---- DATA TO USE
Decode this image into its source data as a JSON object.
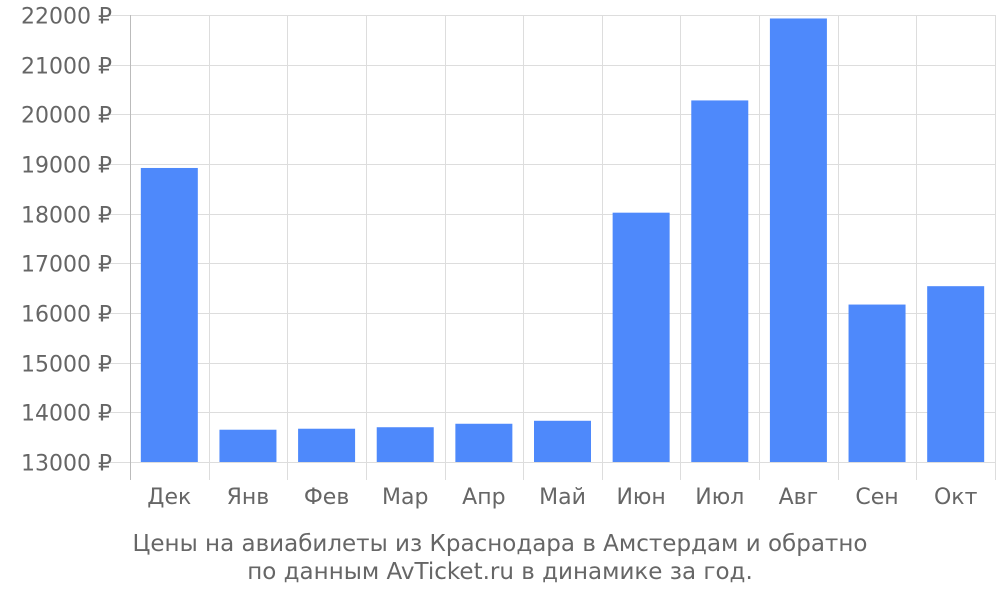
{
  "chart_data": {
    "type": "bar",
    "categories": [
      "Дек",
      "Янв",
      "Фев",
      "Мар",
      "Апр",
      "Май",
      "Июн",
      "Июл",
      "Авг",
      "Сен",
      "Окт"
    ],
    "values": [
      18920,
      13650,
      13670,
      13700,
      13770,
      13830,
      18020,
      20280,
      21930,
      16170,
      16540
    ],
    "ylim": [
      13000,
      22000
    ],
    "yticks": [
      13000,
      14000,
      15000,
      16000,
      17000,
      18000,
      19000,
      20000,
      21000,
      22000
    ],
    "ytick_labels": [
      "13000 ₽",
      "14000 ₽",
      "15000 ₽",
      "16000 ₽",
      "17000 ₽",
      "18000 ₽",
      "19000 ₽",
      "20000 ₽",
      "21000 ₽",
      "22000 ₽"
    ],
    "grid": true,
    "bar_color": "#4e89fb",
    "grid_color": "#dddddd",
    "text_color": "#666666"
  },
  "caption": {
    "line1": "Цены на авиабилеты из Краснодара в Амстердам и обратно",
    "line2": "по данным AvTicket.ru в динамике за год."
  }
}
--------
---- DATA TO USE
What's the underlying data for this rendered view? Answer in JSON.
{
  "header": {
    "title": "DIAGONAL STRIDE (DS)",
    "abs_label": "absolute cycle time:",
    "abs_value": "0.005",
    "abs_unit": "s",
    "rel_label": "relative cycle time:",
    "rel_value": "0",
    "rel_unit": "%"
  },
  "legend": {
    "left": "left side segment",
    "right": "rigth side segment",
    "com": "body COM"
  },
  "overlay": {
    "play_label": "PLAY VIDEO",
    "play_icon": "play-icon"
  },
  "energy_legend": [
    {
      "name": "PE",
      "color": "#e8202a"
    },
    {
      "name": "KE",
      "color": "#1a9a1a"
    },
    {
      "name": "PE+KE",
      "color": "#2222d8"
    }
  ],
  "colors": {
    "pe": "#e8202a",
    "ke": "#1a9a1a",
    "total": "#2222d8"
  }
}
--------
---- DATA TO USE
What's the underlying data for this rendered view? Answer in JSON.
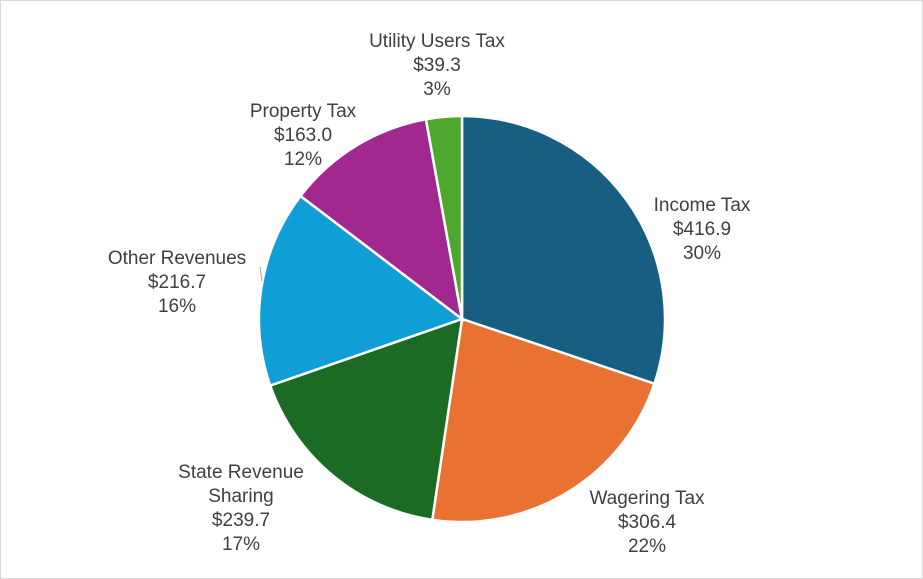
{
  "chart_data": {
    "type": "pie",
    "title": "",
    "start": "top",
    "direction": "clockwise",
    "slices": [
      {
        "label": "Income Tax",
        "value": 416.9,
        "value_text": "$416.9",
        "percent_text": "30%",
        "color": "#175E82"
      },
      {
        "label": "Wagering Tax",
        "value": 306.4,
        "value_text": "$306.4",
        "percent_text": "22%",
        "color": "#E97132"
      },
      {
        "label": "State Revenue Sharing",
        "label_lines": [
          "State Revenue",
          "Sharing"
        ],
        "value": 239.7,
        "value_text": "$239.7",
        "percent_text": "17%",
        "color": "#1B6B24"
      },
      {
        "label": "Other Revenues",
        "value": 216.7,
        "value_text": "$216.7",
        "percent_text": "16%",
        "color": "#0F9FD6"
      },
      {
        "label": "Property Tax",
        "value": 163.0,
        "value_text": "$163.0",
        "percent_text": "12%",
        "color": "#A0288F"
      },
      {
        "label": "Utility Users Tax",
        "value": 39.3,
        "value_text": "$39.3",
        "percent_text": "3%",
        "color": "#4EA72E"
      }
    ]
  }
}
--------
● **TASK STATEMENT**:
Copy each line holding the word "side" from the listing above.

● **TASK SOLUTION**:
    "left": "left side segment",
    "right": "rigth side segment",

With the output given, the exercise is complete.